— start —
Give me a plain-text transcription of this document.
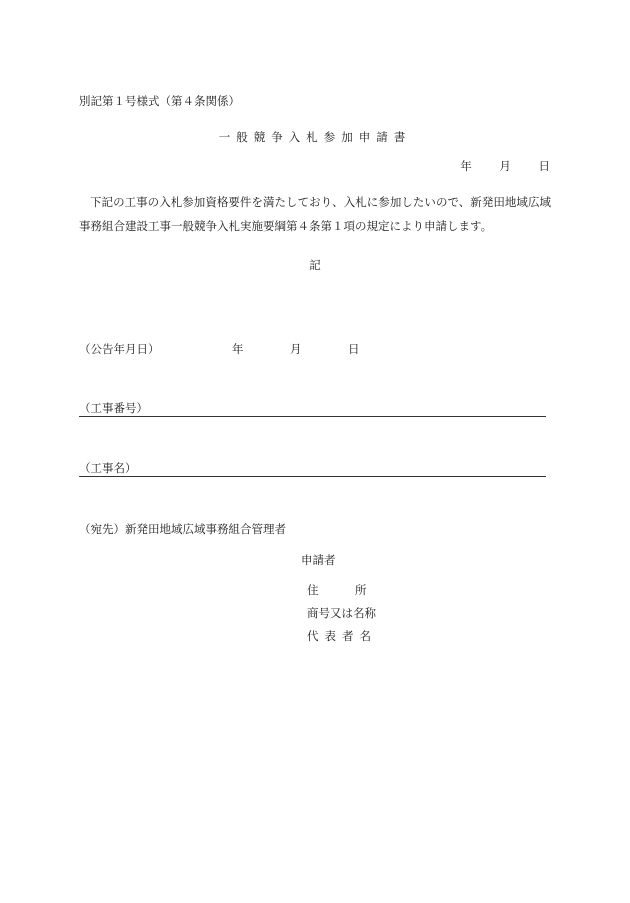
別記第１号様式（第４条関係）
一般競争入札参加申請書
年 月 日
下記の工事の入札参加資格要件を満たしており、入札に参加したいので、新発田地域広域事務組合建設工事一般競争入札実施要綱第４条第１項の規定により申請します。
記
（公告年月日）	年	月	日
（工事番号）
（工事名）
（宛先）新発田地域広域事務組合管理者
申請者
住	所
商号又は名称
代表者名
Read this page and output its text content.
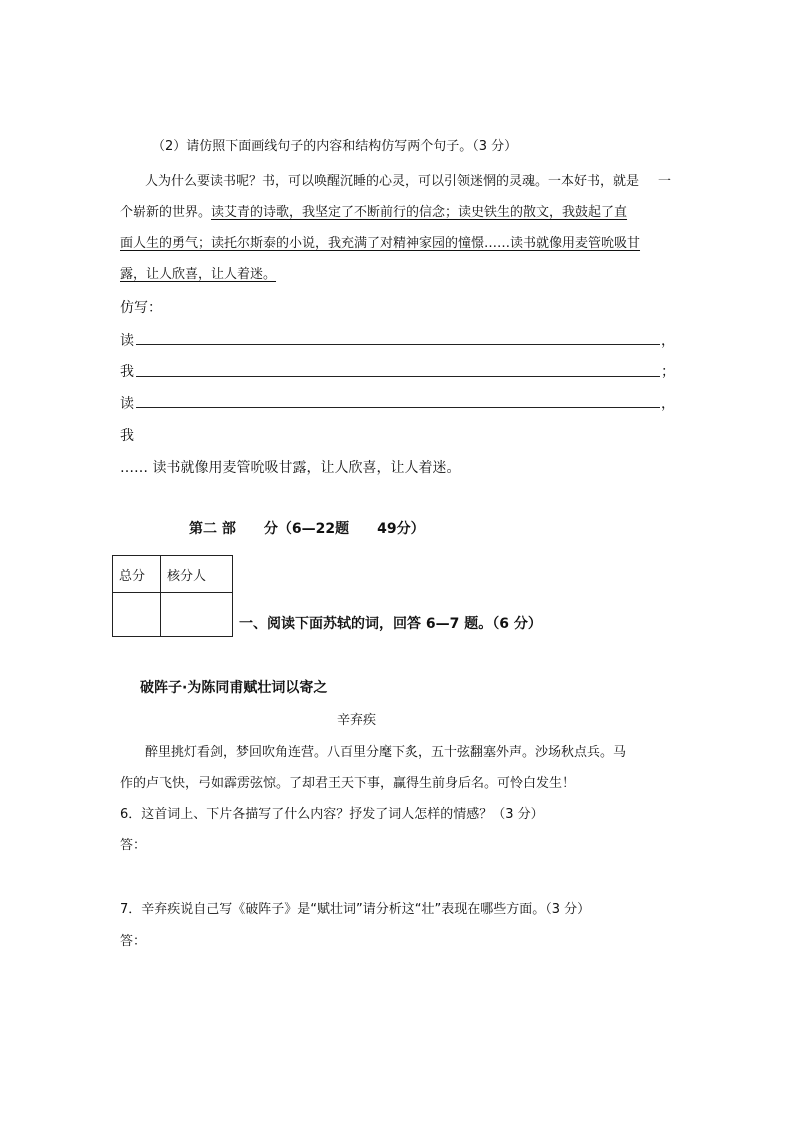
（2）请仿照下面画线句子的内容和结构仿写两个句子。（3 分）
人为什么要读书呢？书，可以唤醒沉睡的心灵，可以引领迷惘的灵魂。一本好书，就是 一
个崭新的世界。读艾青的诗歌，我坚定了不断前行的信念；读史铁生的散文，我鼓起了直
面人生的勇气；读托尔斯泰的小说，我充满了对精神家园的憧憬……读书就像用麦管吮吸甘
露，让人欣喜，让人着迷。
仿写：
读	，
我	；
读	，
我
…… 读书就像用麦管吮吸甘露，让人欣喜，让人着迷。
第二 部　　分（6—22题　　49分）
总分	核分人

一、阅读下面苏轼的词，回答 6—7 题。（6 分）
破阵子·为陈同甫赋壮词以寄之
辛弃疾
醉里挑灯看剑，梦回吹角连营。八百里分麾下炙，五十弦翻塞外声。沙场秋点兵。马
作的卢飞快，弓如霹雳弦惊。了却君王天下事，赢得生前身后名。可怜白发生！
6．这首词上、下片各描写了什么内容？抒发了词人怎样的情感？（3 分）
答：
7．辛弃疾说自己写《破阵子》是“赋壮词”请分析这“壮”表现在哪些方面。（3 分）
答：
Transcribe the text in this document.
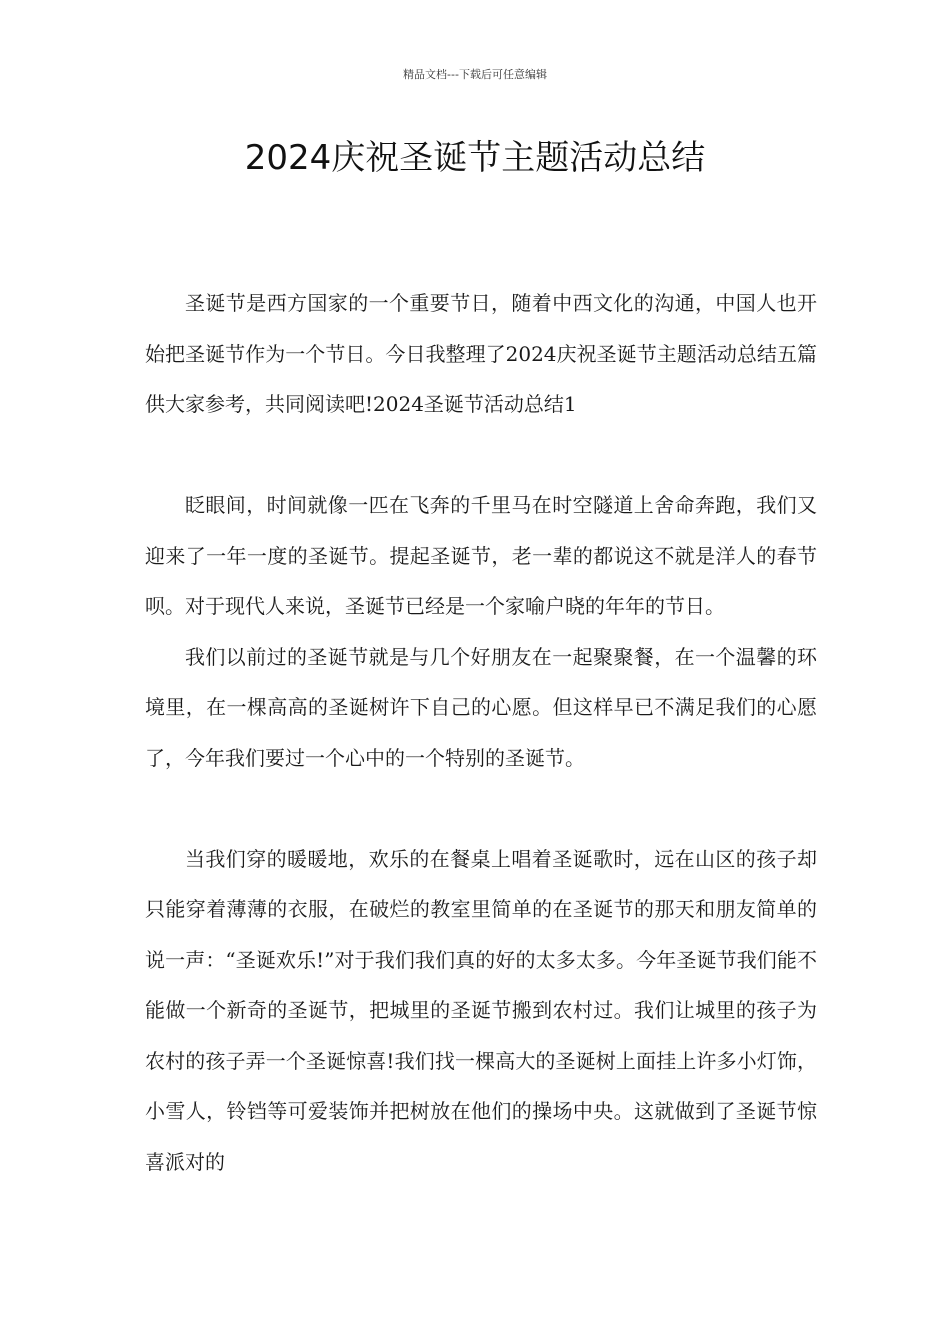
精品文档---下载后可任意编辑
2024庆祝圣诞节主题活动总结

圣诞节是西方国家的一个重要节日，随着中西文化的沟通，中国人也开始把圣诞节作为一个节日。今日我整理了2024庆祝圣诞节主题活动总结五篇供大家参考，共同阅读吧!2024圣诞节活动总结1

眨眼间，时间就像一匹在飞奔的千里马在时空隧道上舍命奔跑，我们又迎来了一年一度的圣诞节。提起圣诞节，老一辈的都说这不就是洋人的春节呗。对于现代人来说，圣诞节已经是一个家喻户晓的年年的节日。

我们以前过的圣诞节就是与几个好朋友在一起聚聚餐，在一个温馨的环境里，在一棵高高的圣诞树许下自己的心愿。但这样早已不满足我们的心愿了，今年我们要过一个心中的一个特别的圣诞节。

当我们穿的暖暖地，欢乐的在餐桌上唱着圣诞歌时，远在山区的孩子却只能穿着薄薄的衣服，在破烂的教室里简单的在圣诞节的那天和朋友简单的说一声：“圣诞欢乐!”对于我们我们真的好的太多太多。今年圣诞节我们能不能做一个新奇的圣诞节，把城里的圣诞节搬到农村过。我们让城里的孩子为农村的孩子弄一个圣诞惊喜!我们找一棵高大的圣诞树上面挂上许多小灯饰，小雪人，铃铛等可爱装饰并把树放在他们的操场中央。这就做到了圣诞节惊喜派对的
— end —
— start —
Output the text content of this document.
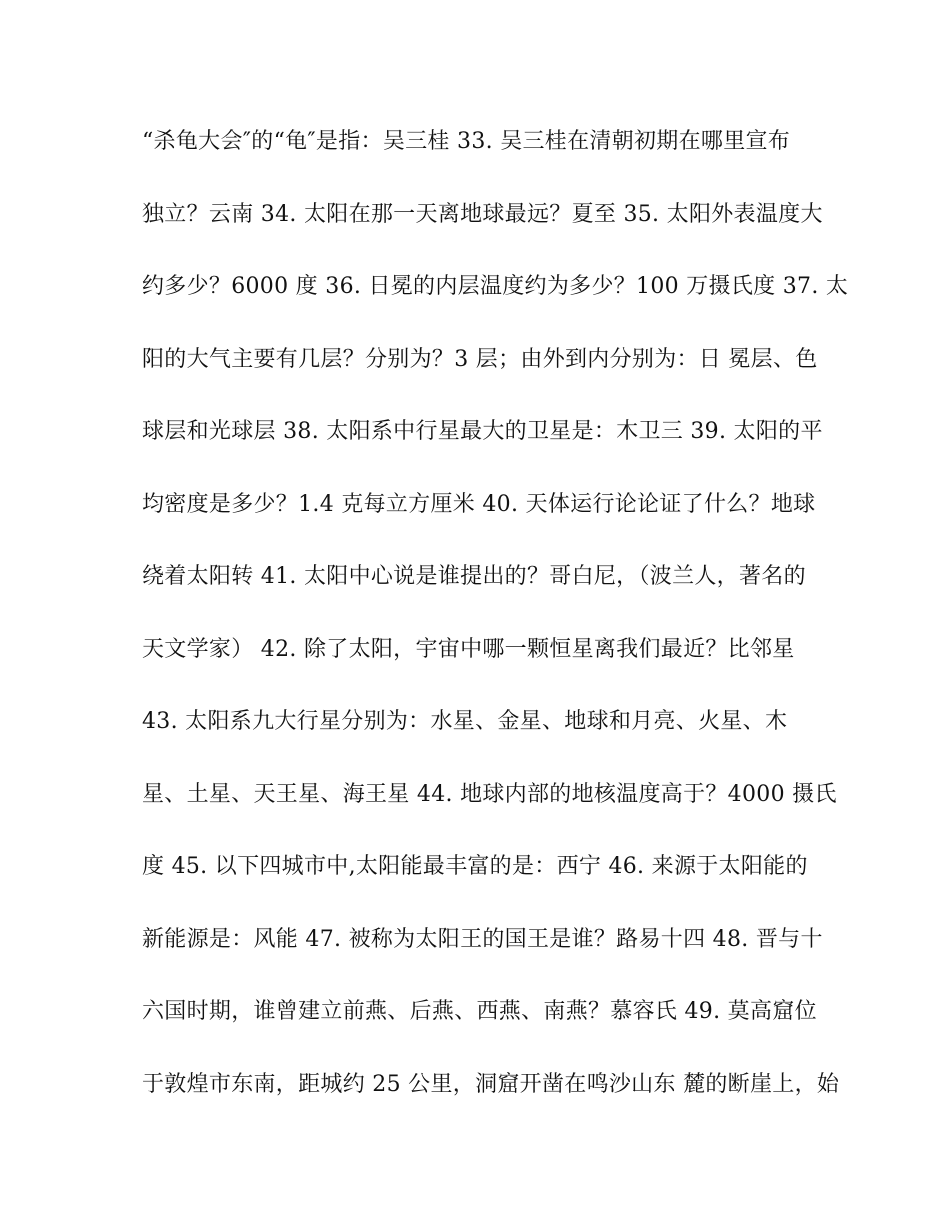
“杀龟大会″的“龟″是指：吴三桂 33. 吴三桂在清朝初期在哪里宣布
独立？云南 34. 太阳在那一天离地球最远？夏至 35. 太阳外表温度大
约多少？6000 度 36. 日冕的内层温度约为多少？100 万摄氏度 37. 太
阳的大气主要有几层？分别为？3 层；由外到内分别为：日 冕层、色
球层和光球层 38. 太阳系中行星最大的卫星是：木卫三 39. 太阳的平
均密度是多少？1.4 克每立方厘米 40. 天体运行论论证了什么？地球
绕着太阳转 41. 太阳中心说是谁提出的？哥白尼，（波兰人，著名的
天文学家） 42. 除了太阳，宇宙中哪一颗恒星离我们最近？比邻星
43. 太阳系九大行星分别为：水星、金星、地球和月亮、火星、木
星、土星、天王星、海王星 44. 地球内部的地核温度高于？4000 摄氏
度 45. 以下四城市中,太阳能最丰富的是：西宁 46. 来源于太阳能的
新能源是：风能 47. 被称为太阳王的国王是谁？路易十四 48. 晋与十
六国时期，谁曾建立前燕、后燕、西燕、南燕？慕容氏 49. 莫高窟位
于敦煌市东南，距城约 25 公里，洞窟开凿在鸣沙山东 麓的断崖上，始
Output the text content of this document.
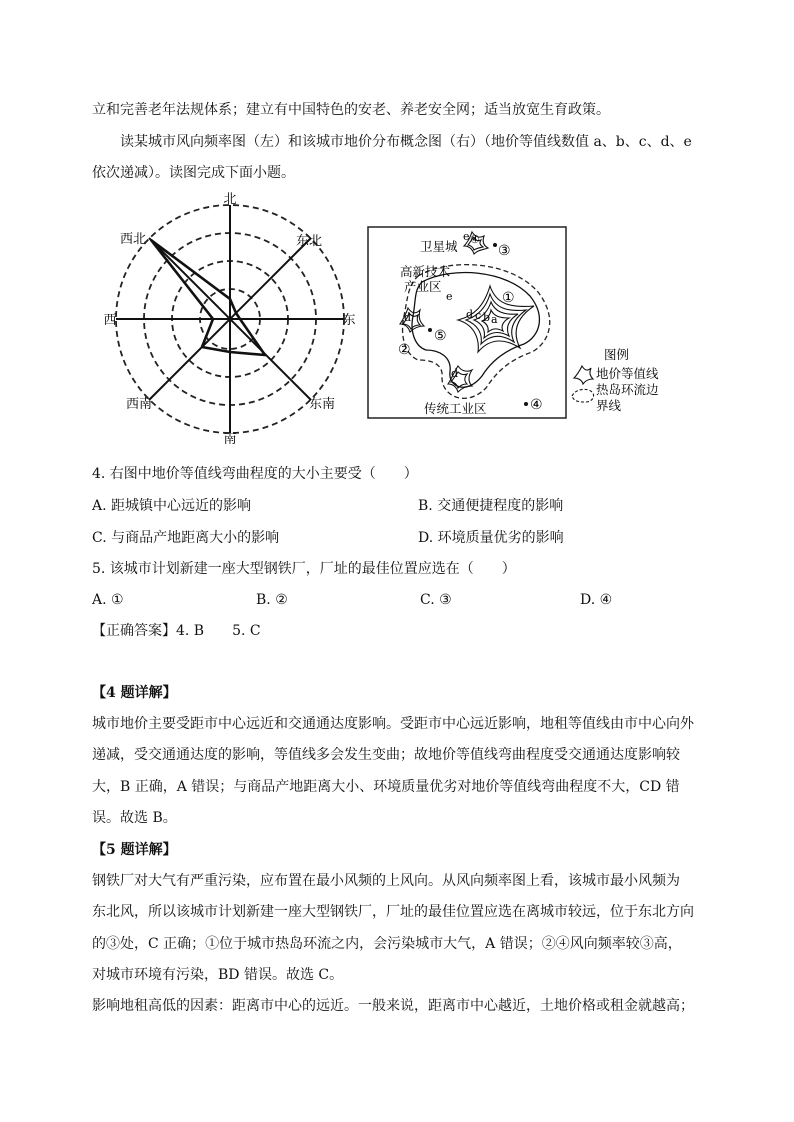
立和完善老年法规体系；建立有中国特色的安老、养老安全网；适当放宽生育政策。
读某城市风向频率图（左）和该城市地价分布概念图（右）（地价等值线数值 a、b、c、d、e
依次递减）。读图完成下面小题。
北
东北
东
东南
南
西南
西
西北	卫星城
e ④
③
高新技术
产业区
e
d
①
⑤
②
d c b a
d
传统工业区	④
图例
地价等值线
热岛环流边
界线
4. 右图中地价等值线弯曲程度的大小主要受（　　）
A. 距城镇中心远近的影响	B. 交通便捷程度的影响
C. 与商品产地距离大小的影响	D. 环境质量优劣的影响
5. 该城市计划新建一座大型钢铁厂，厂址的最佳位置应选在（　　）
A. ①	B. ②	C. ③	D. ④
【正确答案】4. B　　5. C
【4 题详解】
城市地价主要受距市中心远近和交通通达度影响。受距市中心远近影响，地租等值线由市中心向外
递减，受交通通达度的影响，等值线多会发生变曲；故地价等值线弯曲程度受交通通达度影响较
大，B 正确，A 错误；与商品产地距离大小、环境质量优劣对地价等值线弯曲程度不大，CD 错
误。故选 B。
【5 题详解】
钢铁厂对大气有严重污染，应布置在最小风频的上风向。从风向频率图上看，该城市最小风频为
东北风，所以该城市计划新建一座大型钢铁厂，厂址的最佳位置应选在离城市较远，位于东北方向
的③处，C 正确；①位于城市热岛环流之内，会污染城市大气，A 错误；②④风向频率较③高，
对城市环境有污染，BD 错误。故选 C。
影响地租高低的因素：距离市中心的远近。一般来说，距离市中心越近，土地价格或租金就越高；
— end —
Task description »
Pull out each line of the entries that contains "document".

Written answer »
Give me a plain-text transcription of this document.
Transcribe the text in this document.
Output the text content of this document.
Output the text content of this document.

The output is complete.